(EXERCISE) Repeat every line of the listing below exactly, minus the pictures.

(DATASET)
----

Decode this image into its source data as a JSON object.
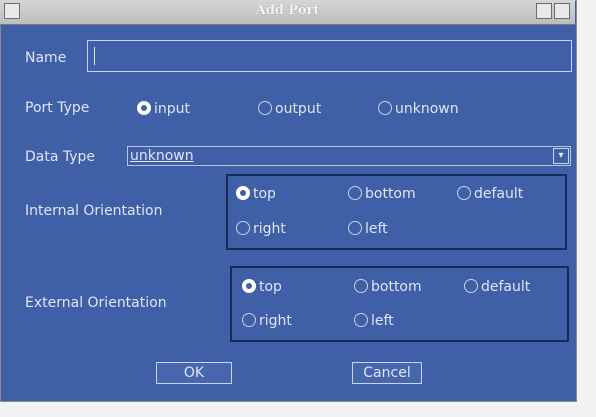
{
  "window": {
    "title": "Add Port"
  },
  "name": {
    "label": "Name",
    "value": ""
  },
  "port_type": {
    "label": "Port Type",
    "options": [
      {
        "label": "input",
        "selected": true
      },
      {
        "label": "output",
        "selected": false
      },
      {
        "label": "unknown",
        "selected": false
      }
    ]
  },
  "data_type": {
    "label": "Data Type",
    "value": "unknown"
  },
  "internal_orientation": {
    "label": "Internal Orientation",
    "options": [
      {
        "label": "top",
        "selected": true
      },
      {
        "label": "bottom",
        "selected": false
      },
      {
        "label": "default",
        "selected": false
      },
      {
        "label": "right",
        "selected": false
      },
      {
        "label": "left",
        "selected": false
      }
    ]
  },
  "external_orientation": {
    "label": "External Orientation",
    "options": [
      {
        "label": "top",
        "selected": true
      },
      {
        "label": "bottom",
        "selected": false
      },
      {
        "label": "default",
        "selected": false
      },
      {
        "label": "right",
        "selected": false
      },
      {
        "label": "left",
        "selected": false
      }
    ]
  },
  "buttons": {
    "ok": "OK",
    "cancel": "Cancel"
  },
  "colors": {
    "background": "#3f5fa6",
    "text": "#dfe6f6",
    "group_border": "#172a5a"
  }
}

----

(ANSWER IN FULL)
Decode this image into its source data as a JSON object.
{
  "window": {
    "title": "Add Port"
  },
  "name": {
    "label": "Name",
    "value": ""
  },
  "port_type": {
    "label": "Port Type",
    "options": [
      {
        "label": "input",
        "selected": true
      },
      {
        "label": "output",
        "selected": false
      },
      {
        "label": "unknown",
        "selected": false
      }
    ]
  },
  "data_type": {
    "label": "Data Type",
    "value": "unknown"
  },
  "internal_orientation": {
    "label": "Internal Orientation",
    "options": [
      {
        "label": "top",
        "selected": true
      },
      {
        "label": "bottom",
        "selected": false
      },
      {
        "label": "default",
        "selected": false
      },
      {
        "label": "right",
        "selected": false
      },
      {
        "label": "left",
        "selected": false
      }
    ]
  },
  "external_orientation": {
    "label": "External Orientation",
    "options": [
      {
        "label": "top",
        "selected": true
      },
      {
        "label": "bottom",
        "selected": false
      },
      {
        "label": "default",
        "selected": false
      },
      {
        "label": "right",
        "selected": false
      },
      {
        "label": "left",
        "selected": false
      }
    ]
  },
  "buttons": {
    "ok": "OK",
    "cancel": "Cancel"
  },
  "colors": {
    "background": "#3f5fa6",
    "text": "#dfe6f6",
    "group_border": "#172a5a"
  }
}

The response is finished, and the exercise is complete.